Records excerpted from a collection
----

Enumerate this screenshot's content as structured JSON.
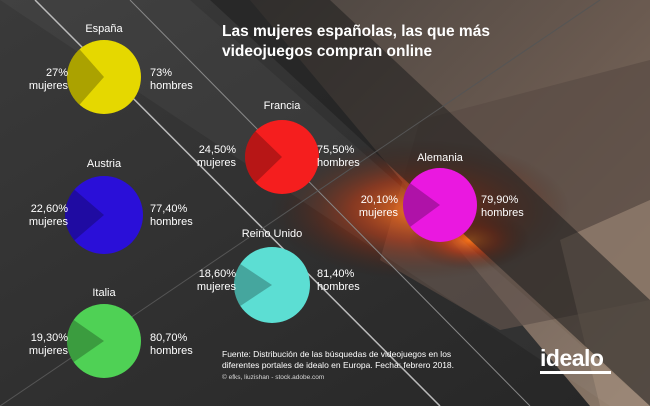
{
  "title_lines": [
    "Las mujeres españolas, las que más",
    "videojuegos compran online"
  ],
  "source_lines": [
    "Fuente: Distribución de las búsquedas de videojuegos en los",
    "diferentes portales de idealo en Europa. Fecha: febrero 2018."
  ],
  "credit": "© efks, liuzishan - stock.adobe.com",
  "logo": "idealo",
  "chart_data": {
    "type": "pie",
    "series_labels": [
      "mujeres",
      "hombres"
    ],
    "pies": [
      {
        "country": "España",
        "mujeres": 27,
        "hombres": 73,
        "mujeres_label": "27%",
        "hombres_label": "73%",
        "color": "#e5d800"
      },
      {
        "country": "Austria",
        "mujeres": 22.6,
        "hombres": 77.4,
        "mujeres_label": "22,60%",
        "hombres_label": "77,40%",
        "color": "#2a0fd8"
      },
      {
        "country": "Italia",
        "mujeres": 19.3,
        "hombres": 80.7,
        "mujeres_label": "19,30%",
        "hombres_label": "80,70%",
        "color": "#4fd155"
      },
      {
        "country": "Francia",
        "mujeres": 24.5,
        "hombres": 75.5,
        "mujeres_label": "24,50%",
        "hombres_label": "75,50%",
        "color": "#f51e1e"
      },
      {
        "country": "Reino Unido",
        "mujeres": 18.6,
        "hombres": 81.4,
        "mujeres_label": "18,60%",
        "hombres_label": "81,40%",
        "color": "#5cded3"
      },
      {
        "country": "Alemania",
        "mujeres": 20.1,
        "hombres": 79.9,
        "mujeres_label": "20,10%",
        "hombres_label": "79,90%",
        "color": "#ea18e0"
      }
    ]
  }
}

----

Reproduce all entries without any change, and omit the pictures.

**Problem solution**.
Enumerate this screenshot's content as structured JSON.
{
  "title_lines": [
    "Las mujeres españolas, las que más",
    "videojuegos compran online"
  ],
  "source_lines": [
    "Fuente: Distribución de las búsquedas de videojuegos en los",
    "diferentes portales de idealo en Europa. Fecha: febrero 2018."
  ],
  "credit": "© efks, liuzishan - stock.adobe.com",
  "logo": "idealo",
  "chart_data": {
    "type": "pie",
    "series_labels": [
      "mujeres",
      "hombres"
    ],
    "pies": [
      {
        "country": "España",
        "mujeres": 27,
        "hombres": 73,
        "mujeres_label": "27%",
        "hombres_label": "73%",
        "color": "#e5d800"
      },
      {
        "country": "Austria",
        "mujeres": 22.6,
        "hombres": 77.4,
        "mujeres_label": "22,60%",
        "hombres_label": "77,40%",
        "color": "#2a0fd8"
      },
      {
        "country": "Italia",
        "mujeres": 19.3,
        "hombres": 80.7,
        "mujeres_label": "19,30%",
        "hombres_label": "80,70%",
        "color": "#4fd155"
      },
      {
        "country": "Francia",
        "mujeres": 24.5,
        "hombres": 75.5,
        "mujeres_label": "24,50%",
        "hombres_label": "75,50%",
        "color": "#f51e1e"
      },
      {
        "country": "Reino Unido",
        "mujeres": 18.6,
        "hombres": 81.4,
        "mujeres_label": "18,60%",
        "hombres_label": "81,40%",
        "color": "#5cded3"
      },
      {
        "country": "Alemania",
        "mujeres": 20.1,
        "hombres": 79.9,
        "mujeres_label": "20,10%",
        "hombres_label": "79,90%",
        "color": "#ea18e0"
      }
    ]
  }
}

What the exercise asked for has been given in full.